* begin Recorded data *
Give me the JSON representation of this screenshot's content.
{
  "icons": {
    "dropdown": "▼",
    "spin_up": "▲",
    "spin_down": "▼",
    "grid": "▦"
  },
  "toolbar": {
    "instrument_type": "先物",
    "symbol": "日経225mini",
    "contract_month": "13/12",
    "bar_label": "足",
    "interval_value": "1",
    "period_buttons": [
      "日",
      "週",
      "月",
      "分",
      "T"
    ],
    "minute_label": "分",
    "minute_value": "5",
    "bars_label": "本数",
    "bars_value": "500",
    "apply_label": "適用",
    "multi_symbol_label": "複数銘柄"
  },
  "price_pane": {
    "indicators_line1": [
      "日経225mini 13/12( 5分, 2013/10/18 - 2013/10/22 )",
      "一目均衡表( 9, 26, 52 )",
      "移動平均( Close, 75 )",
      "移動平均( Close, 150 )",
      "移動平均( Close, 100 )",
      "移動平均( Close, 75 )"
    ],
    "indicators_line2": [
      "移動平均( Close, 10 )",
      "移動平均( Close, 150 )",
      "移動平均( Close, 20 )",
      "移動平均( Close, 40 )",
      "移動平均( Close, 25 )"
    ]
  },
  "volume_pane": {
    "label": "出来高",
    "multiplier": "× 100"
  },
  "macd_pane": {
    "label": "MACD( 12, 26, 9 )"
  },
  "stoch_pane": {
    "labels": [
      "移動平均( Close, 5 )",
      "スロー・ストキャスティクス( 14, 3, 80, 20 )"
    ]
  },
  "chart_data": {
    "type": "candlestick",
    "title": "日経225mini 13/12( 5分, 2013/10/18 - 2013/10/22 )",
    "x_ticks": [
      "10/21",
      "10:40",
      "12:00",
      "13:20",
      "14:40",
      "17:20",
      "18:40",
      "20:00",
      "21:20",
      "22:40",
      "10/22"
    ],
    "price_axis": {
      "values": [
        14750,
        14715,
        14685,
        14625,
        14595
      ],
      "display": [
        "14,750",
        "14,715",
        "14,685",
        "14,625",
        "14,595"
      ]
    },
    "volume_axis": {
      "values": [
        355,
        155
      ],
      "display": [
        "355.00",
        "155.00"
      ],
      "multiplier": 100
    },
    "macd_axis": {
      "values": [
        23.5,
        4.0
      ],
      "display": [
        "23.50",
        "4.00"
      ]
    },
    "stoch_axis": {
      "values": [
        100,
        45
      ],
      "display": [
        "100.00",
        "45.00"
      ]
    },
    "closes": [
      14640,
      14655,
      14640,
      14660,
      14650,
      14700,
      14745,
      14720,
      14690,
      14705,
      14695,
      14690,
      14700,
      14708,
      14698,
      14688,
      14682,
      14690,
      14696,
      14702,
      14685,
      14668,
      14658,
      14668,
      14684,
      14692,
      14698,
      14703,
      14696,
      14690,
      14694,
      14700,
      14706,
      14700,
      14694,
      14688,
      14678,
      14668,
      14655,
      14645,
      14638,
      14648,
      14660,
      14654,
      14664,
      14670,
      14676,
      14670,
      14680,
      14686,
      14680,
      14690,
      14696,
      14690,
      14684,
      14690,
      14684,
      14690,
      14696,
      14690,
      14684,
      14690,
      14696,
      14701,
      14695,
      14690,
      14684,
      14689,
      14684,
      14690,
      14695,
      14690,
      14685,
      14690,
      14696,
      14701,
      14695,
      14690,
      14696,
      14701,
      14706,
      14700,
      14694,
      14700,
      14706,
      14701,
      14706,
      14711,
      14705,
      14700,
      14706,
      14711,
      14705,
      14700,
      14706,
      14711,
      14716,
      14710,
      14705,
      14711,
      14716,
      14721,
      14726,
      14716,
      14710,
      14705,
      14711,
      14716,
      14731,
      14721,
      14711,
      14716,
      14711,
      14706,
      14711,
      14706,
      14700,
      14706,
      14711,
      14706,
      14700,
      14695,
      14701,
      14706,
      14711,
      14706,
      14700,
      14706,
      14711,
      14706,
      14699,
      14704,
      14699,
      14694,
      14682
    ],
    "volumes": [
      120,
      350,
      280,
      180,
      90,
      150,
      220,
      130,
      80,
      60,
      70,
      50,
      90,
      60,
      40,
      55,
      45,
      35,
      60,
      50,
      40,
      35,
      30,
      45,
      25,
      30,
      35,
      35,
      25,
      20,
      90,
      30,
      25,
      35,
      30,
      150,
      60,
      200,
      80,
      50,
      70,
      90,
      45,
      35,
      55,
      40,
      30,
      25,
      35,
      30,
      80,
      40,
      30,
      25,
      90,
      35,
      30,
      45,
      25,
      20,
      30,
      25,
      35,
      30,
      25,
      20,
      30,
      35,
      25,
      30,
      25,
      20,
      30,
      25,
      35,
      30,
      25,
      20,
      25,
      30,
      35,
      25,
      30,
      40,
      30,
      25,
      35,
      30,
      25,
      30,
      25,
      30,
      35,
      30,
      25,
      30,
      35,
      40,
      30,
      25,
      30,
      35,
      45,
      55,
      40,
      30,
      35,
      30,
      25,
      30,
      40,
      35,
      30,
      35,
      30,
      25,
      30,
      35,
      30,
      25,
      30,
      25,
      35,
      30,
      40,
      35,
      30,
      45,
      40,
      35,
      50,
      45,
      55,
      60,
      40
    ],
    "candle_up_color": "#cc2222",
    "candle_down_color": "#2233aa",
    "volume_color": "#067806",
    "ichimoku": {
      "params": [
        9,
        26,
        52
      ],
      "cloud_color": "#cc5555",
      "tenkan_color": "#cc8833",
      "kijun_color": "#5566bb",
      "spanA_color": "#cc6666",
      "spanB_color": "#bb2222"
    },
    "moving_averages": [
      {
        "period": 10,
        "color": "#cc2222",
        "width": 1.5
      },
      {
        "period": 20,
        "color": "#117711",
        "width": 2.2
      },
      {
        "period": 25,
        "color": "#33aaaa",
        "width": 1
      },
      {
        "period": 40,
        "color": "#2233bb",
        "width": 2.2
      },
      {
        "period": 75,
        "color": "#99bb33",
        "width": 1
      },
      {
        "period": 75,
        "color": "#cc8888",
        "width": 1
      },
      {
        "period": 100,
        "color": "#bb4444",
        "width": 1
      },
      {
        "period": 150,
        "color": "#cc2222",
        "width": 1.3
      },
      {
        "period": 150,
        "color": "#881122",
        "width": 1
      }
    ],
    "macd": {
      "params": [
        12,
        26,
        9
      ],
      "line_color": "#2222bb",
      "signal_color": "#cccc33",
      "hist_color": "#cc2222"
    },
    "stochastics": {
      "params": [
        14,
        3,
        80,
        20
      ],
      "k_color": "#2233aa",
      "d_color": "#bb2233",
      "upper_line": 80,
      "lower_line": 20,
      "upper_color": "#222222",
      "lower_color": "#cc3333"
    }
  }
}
* end Recorded data *
Exercise →
Give an exact repetition of all the material.

Answer in full →
Give me the JSON representation of this screenshot's content.
{
  "icons": {
    "dropdown": "▼",
    "spin_up": "▲",
    "spin_down": "▼",
    "grid": "▦"
  },
  "toolbar": {
    "instrument_type": "先物",
    "symbol": "日経225mini",
    "contract_month": "13/12",
    "bar_label": "足",
    "interval_value": "1",
    "period_buttons": [
      "日",
      "週",
      "月",
      "分",
      "T"
    ],
    "minute_label": "分",
    "minute_value": "5",
    "bars_label": "本数",
    "bars_value": "500",
    "apply_label": "適用",
    "multi_symbol_label": "複数銘柄"
  },
  "price_pane": {
    "indicators_line1": [
      "日経225mini 13/12( 5分, 2013/10/18 - 2013/10/22 )",
      "一目均衡表( 9, 26, 52 )",
      "移動平均( Close, 75 )",
      "移動平均( Close, 150 )",
      "移動平均( Close, 100 )",
      "移動平均( Close, 75 )"
    ],
    "indicators_line2": [
      "移動平均( Close, 10 )",
      "移動平均( Close, 150 )",
      "移動平均( Close, 20 )",
      "移動平均( Close, 40 )",
      "移動平均( Close, 25 )"
    ]
  },
  "volume_pane": {
    "label": "出来高",
    "multiplier": "× 100"
  },
  "macd_pane": {
    "label": "MACD( 12, 26, 9 )"
  },
  "stoch_pane": {
    "labels": [
      "移動平均( Close, 5 )",
      "スロー・ストキャスティクス( 14, 3, 80, 20 )"
    ]
  },
  "chart_data": {
    "type": "candlestick",
    "title": "日経225mini 13/12( 5分, 2013/10/18 - 2013/10/22 )",
    "x_ticks": [
      "10/21",
      "10:40",
      "12:00",
      "13:20",
      "14:40",
      "17:20",
      "18:40",
      "20:00",
      "21:20",
      "22:40",
      "10/22"
    ],
    "price_axis": {
      "values": [
        14750,
        14715,
        14685,
        14625,
        14595
      ],
      "display": [
        "14,750",
        "14,715",
        "14,685",
        "14,625",
        "14,595"
      ]
    },
    "volume_axis": {
      "values": [
        355,
        155
      ],
      "display": [
        "355.00",
        "155.00"
      ],
      "multiplier": 100
    },
    "macd_axis": {
      "values": [
        23.5,
        4.0
      ],
      "display": [
        "23.50",
        "4.00"
      ]
    },
    "stoch_axis": {
      "values": [
        100,
        45
      ],
      "display": [
        "100.00",
        "45.00"
      ]
    },
    "closes": [
      14640,
      14655,
      14640,
      14660,
      14650,
      14700,
      14745,
      14720,
      14690,
      14705,
      14695,
      14690,
      14700,
      14708,
      14698,
      14688,
      14682,
      14690,
      14696,
      14702,
      14685,
      14668,
      14658,
      14668,
      14684,
      14692,
      14698,
      14703,
      14696,
      14690,
      14694,
      14700,
      14706,
      14700,
      14694,
      14688,
      14678,
      14668,
      14655,
      14645,
      14638,
      14648,
      14660,
      14654,
      14664,
      14670,
      14676,
      14670,
      14680,
      14686,
      14680,
      14690,
      14696,
      14690,
      14684,
      14690,
      14684,
      14690,
      14696,
      14690,
      14684,
      14690,
      14696,
      14701,
      14695,
      14690,
      14684,
      14689,
      14684,
      14690,
      14695,
      14690,
      14685,
      14690,
      14696,
      14701,
      14695,
      14690,
      14696,
      14701,
      14706,
      14700,
      14694,
      14700,
      14706,
      14701,
      14706,
      14711,
      14705,
      14700,
      14706,
      14711,
      14705,
      14700,
      14706,
      14711,
      14716,
      14710,
      14705,
      14711,
      14716,
      14721,
      14726,
      14716,
      14710,
      14705,
      14711,
      14716,
      14731,
      14721,
      14711,
      14716,
      14711,
      14706,
      14711,
      14706,
      14700,
      14706,
      14711,
      14706,
      14700,
      14695,
      14701,
      14706,
      14711,
      14706,
      14700,
      14706,
      14711,
      14706,
      14699,
      14704,
      14699,
      14694,
      14682
    ],
    "volumes": [
      120,
      350,
      280,
      180,
      90,
      150,
      220,
      130,
      80,
      60,
      70,
      50,
      90,
      60,
      40,
      55,
      45,
      35,
      60,
      50,
      40,
      35,
      30,
      45,
      25,
      30,
      35,
      35,
      25,
      20,
      90,
      30,
      25,
      35,
      30,
      150,
      60,
      200,
      80,
      50,
      70,
      90,
      45,
      35,
      55,
      40,
      30,
      25,
      35,
      30,
      80,
      40,
      30,
      25,
      90,
      35,
      30,
      45,
      25,
      20,
      30,
      25,
      35,
      30,
      25,
      20,
      30,
      35,
      25,
      30,
      25,
      20,
      30,
      25,
      35,
      30,
      25,
      20,
      25,
      30,
      35,
      25,
      30,
      40,
      30,
      25,
      35,
      30,
      25,
      30,
      25,
      30,
      35,
      30,
      25,
      30,
      35,
      40,
      30,
      25,
      30,
      35,
      45,
      55,
      40,
      30,
      35,
      30,
      25,
      30,
      40,
      35,
      30,
      35,
      30,
      25,
      30,
      35,
      30,
      25,
      30,
      25,
      35,
      30,
      40,
      35,
      30,
      45,
      40,
      35,
      50,
      45,
      55,
      60,
      40
    ],
    "candle_up_color": "#cc2222",
    "candle_down_color": "#2233aa",
    "volume_color": "#067806",
    "ichimoku": {
      "params": [
        9,
        26,
        52
      ],
      "cloud_color": "#cc5555",
      "tenkan_color": "#cc8833",
      "kijun_color": "#5566bb",
      "spanA_color": "#cc6666",
      "spanB_color": "#bb2222"
    },
    "moving_averages": [
      {
        "period": 10,
        "color": "#cc2222",
        "width": 1.5
      },
      {
        "period": 20,
        "color": "#117711",
        "width": 2.2
      },
      {
        "period": 25,
        "color": "#33aaaa",
        "width": 1
      },
      {
        "period": 40,
        "color": "#2233bb",
        "width": 2.2
      },
      {
        "period": 75,
        "color": "#99bb33",
        "width": 1
      },
      {
        "period": 75,
        "color": "#cc8888",
        "width": 1
      },
      {
        "period": 100,
        "color": "#bb4444",
        "width": 1
      },
      {
        "period": 150,
        "color": "#cc2222",
        "width": 1.3
      },
      {
        "period": 150,
        "color": "#881122",
        "width": 1
      }
    ],
    "macd": {
      "params": [
        12,
        26,
        9
      ],
      "line_color": "#2222bb",
      "signal_color": "#cccc33",
      "hist_color": "#cc2222"
    },
    "stochastics": {
      "params": [
        14,
        3,
        80,
        20
      ],
      "k_color": "#2233aa",
      "d_color": "#bb2233",
      "upper_line": 80,
      "lower_line": 20,
      "upper_color": "#222222",
      "lower_color": "#cc3333"
    }
  }
}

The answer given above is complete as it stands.